=== Begin Enclosure ===
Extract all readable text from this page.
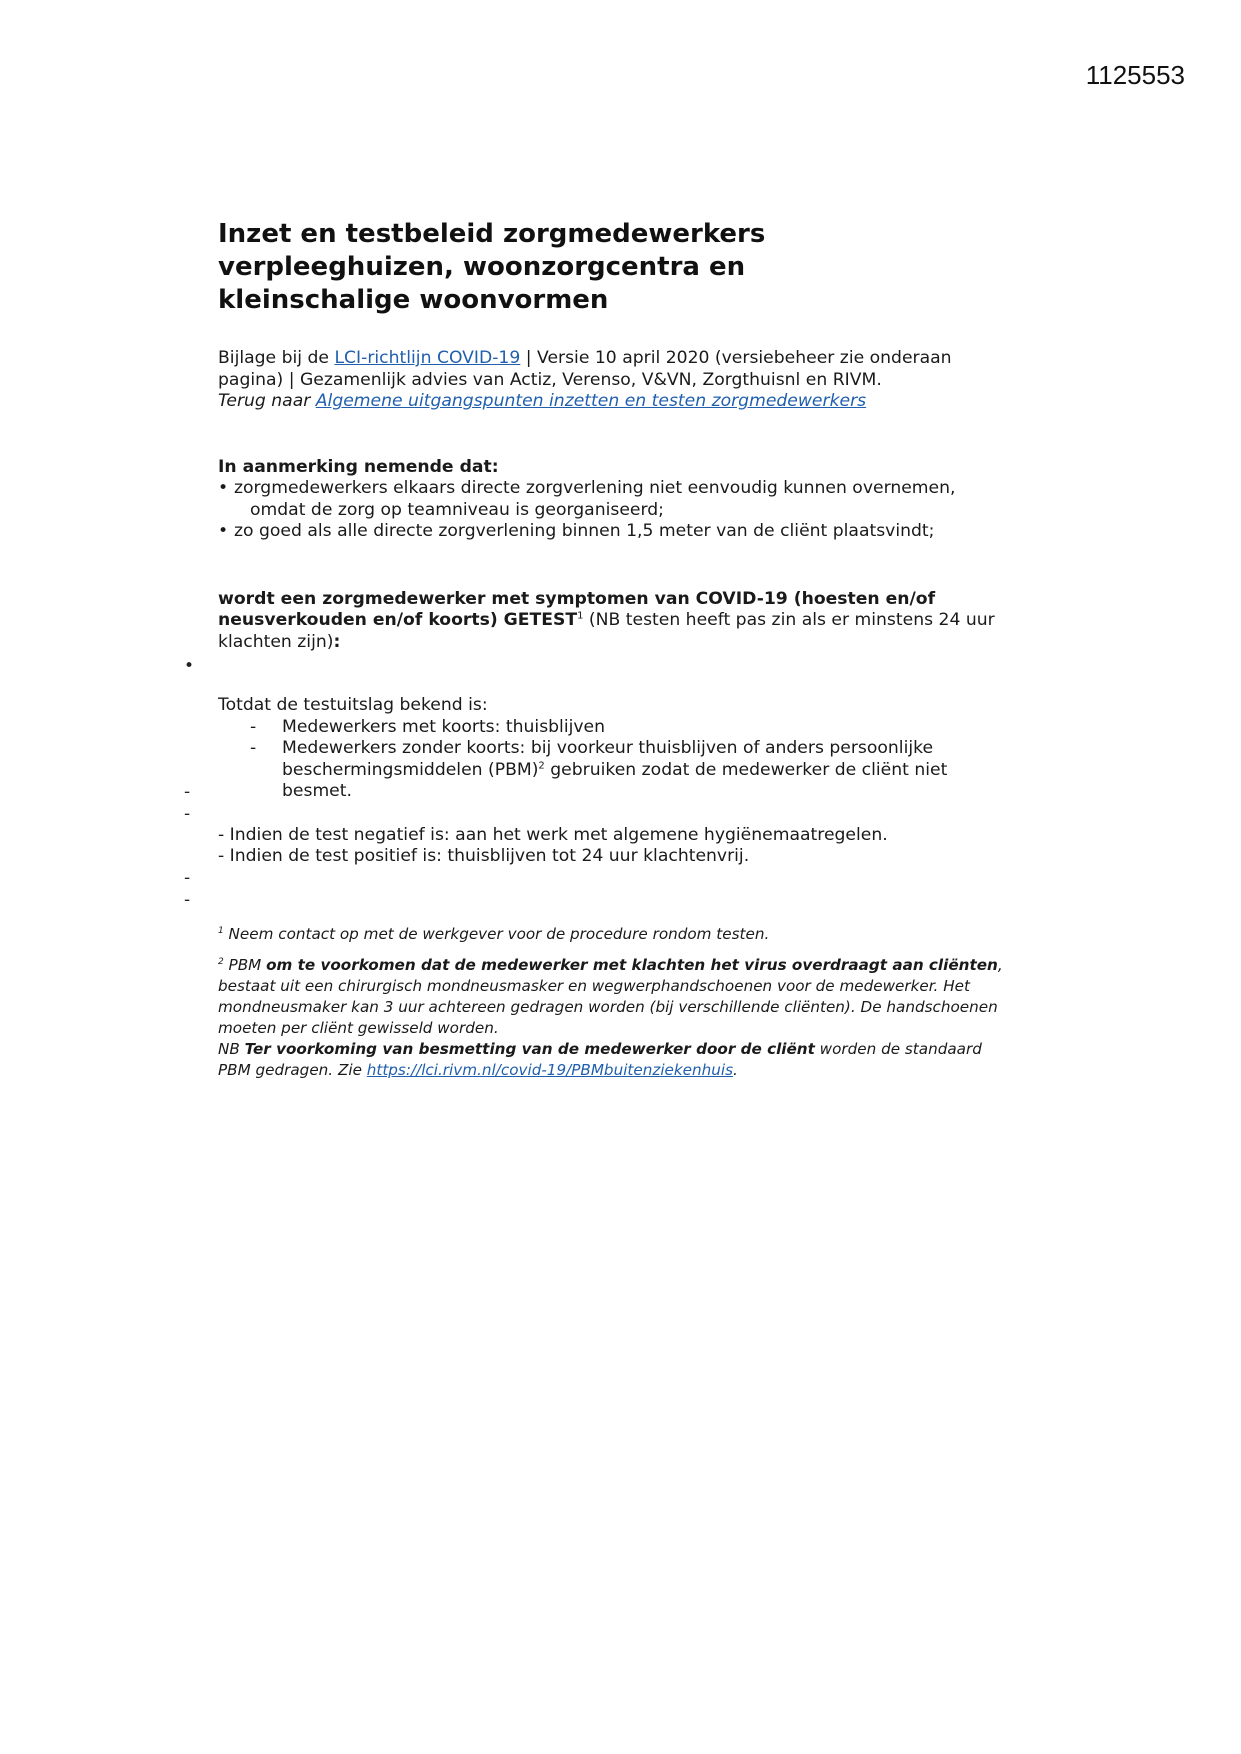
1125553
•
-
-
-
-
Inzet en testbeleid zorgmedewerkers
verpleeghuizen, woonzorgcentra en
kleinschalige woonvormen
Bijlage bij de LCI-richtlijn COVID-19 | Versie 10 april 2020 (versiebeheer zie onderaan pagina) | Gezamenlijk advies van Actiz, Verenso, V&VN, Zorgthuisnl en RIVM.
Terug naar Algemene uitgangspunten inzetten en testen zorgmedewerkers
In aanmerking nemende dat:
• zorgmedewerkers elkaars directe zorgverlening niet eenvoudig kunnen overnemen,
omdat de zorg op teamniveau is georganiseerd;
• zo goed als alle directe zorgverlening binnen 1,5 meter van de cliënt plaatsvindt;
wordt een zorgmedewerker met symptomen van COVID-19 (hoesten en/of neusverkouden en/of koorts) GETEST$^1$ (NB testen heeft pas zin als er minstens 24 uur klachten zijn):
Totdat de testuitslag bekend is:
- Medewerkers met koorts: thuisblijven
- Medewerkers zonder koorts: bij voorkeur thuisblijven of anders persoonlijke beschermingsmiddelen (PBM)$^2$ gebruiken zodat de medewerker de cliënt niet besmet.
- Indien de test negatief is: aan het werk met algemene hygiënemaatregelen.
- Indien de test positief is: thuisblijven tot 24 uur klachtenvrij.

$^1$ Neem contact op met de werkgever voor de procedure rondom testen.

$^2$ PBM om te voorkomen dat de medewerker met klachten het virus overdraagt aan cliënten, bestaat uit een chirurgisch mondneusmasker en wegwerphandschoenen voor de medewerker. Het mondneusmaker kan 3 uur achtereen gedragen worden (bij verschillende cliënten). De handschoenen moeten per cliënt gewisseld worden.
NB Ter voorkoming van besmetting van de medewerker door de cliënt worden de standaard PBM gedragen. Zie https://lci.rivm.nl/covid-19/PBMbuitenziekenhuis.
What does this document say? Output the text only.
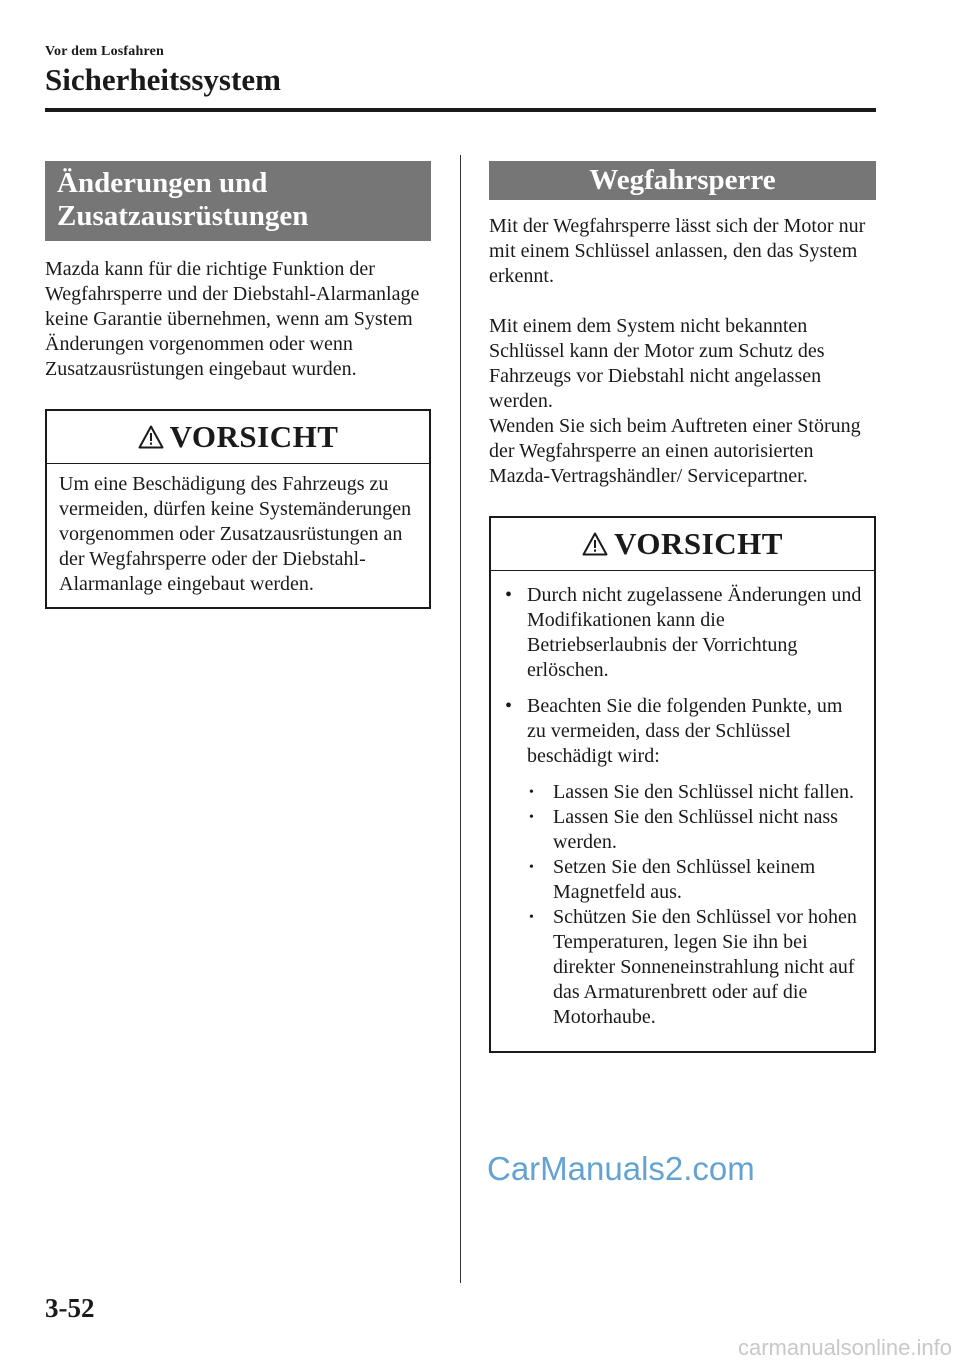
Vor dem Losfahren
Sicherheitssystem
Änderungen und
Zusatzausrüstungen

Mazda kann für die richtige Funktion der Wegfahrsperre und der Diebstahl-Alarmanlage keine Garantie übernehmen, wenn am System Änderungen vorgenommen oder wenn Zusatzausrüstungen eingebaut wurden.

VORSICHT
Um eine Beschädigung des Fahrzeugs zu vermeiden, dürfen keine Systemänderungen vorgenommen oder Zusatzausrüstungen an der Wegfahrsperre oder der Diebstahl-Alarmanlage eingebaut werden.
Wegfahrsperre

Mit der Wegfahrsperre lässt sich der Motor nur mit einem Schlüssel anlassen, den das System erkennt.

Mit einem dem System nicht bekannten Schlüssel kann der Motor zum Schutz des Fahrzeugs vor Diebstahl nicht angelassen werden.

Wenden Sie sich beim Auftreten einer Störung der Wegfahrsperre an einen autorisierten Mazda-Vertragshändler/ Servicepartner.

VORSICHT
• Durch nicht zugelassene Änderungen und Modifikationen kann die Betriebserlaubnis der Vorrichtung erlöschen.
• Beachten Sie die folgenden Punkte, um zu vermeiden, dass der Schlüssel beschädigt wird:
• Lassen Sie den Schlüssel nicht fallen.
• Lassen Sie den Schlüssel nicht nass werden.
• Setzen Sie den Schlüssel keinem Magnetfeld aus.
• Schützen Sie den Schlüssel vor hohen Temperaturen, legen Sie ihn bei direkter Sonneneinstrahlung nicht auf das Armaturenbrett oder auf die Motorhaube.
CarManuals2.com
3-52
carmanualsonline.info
=== End Enclosure ===
Your answer must be the full set of entries, set down exactly and without pictures.

• _Solved exercise_
Extract all readable text from this page.
1125553
•
-
-
-
-
Inzet en testbeleid zorgmedewerkers
verpleeghuizen, woonzorgcentra en
kleinschalige woonvormen
Bijlage bij de LCI-richtlijn COVID-19 | Versie 10 april 2020 (versiebeheer zie onderaan pagina) | Gezamenlijk advies van Actiz, Verenso, V&VN, Zorgthuisnl en RIVM.
Terug naar Algemene uitgangspunten inzetten en testen zorgmedewerkers
In aanmerking nemende dat:
• zorgmedewerkers elkaars directe zorgverlening niet eenvoudig kunnen overnemen,
omdat de zorg op teamniveau is georganiseerd;
• zo goed als alle directe zorgverlening binnen 1,5 meter van de cliënt plaatsvindt;
wordt een zorgmedewerker met symptomen van COVID-19 (hoesten en/of neusverkouden en/of koorts) GETEST$^1$ (NB testen heeft pas zin als er minstens 24 uur klachten zijn):
Totdat de testuitslag bekend is:
- Medewerkers met koorts: thuisblijven
- Medewerkers zonder koorts: bij voorkeur thuisblijven of anders persoonlijke beschermingsmiddelen (PBM)$^2$ gebruiken zodat de medewerker de cliënt niet besmet.
- Indien de test negatief is: aan het werk met algemene hygiënemaatregelen.
- Indien de test positief is: thuisblijven tot 24 uur klachtenvrij.

$^1$ Neem contact op met de werkgever voor de procedure rondom testen.

$^2$ PBM om te voorkomen dat de medewerker met klachten het virus overdraagt aan cliënten, bestaat uit een chirurgisch mondneusmasker en wegwerphandschoenen voor de medewerker. Het mondneusmaker kan 3 uur achtereen gedragen worden (bij verschillende cliënten). De handschoenen moeten per cliënt gewisseld worden.
NB Ter voorkoming van besmetting van de medewerker door de cliënt worden de standaard PBM gedragen. Zie https://lci.rivm.nl/covid-19/PBMbuitenziekenhuis.
What does this document say? Output the text only.
Vor dem Losfahren
Sicherheitssystem
Änderungen und
Zusatzausrüstungen

Mazda kann für die richtige Funktion der Wegfahrsperre und der Diebstahl-Alarmanlage keine Garantie übernehmen, wenn am System Änderungen vorgenommen oder wenn Zusatzausrüstungen eingebaut wurden.

VORSICHT
Um eine Beschädigung des Fahrzeugs zu vermeiden, dürfen keine Systemänderungen vorgenommen oder Zusatzausrüstungen an der Wegfahrsperre oder der Diebstahl-Alarmanlage eingebaut werden.
Wegfahrsperre

Mit der Wegfahrsperre lässt sich der Motor nur mit einem Schlüssel anlassen, den das System erkennt.

Mit einem dem System nicht bekannten Schlüssel kann der Motor zum Schutz des Fahrzeugs vor Diebstahl nicht angelassen werden.

Wenden Sie sich beim Auftreten einer Störung der Wegfahrsperre an einen autorisierten Mazda-Vertragshändler/ Servicepartner.

VORSICHT
• Durch nicht zugelassene Änderungen und Modifikationen kann die Betriebserlaubnis der Vorrichtung erlöschen.
• Beachten Sie die folgenden Punkte, um zu vermeiden, dass der Schlüssel beschädigt wird:
• Lassen Sie den Schlüssel nicht fallen.
• Lassen Sie den Schlüssel nicht nass werden.
• Setzen Sie den Schlüssel keinem Magnetfeld aus.
• Schützen Sie den Schlüssel vor hohen Temperaturen, legen Sie ihn bei direkter Sonneneinstrahlung nicht auf das Armaturenbrett oder auf die Motorhaube.
CarManuals2.com
3-52
carmanualsonline.info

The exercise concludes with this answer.